# Task details
From the line that has "OCR this image." down to the final line of the listing below, transcribe every line exactly, and only those.

# Data to process
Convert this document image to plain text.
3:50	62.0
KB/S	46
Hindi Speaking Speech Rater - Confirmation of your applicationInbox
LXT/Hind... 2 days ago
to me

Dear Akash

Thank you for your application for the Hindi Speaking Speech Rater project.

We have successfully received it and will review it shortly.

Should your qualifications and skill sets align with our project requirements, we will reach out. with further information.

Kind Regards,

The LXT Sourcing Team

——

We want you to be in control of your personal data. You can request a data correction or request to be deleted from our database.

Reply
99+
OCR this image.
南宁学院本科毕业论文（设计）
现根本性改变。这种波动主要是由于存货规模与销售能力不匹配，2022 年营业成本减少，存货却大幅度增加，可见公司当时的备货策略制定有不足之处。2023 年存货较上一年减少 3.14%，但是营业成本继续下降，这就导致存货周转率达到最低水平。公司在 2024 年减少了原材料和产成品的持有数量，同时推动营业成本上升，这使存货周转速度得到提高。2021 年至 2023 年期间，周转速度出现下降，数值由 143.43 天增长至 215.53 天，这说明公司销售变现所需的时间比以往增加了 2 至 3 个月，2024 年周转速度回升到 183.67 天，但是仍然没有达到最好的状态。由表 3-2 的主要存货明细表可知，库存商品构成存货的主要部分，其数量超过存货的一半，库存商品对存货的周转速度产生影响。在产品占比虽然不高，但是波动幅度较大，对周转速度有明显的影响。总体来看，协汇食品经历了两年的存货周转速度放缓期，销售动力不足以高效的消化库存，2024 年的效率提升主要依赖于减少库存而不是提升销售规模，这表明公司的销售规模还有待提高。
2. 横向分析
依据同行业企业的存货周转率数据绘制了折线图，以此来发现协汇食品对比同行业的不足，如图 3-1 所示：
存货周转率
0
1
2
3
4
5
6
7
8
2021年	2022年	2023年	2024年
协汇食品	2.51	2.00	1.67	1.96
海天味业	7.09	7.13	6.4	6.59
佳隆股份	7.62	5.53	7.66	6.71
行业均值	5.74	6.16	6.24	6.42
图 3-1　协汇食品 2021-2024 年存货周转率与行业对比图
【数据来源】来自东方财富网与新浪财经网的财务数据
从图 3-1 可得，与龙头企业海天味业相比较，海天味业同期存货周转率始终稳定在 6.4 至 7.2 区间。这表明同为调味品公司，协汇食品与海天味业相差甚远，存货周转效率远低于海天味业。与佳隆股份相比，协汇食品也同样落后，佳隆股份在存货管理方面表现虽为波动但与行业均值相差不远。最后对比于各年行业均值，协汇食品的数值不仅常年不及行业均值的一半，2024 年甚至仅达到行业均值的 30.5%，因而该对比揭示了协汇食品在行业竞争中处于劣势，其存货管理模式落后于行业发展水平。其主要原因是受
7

# Response
OCR this image.
南宁学院本科毕业论文（设计）
现根本性改变。这种波动主要是由于存货规模与销售能力不匹配，2022 年营业成本减少，存货却大幅度增加，可见公司当时的备货策略制定有不足之处。2023 年存货较上一年减少 3.14%，但是营业成本继续下降，这就导致存货周转率达到最低水平。公司在 2024 年减少了原材料和产成品的持有数量，同时推动营业成本上升，这使存货周转速度得到提高。2021 年至 2023 年期间，周转速度出现下降，数值由 143.43 天增长至 215.53 天，这说明公司销售变现所需的时间比以往增加了 2 至 3 个月，2024 年周转速度回升到 183.67 天，但是仍然没有达到最好的状态。由表 3-2 的主要存货明细表可知，库存商品构成存货的主要部分，其数量超过存货的一半，库存商品对存货的周转速度产生影响。在产品占比虽然不高，但是波动幅度较大，对周转速度有明显的影响。总体来看，协汇食品经历了两年的存货周转速度放缓期，销售动力不足以高效的消化库存，2024 年的效率提升主要依赖于减少库存而不是提升销售规模，这表明公司的销售规模还有待提高。
2. 横向分析
依据同行业企业的存货周转率数据绘制了折线图，以此来发现协汇食品对比同行业的不足，如图 3-1 所示：
存货周转率
0
1
2
3
4
5
6
7
8
2021年	2022年	2023年	2024年
协汇食品	2.51	2.00	1.67	1.96
海天味业	7.09	7.13	6.4	6.59
佳隆股份	7.62	5.53	7.66	6.71
行业均值	5.74	6.16	6.24	6.42
图 3-1　协汇食品 2021-2024 年存货周转率与行业对比图
【数据来源】来自东方财富网与新浪财经网的财务数据
从图 3-1 可得，与龙头企业海天味业相比较，海天味业同期存货周转率始终稳定在 6.4 至 7.2 区间。这表明同为调味品公司，协汇食品与海天味业相差甚远，存货周转效率远低于海天味业。与佳隆股份相比，协汇食品也同样落后，佳隆股份在存货管理方面表现虽为波动但与行业均值相差不远。最后对比于各年行业均值，协汇食品的数值不仅常年不及行业均值的一半，2024 年甚至仅达到行业均值的 30.5%，因而该对比揭示了协汇食品在行业竞争中处于劣势，其存货管理模式落后于行业发展水平。其主要原因是受
7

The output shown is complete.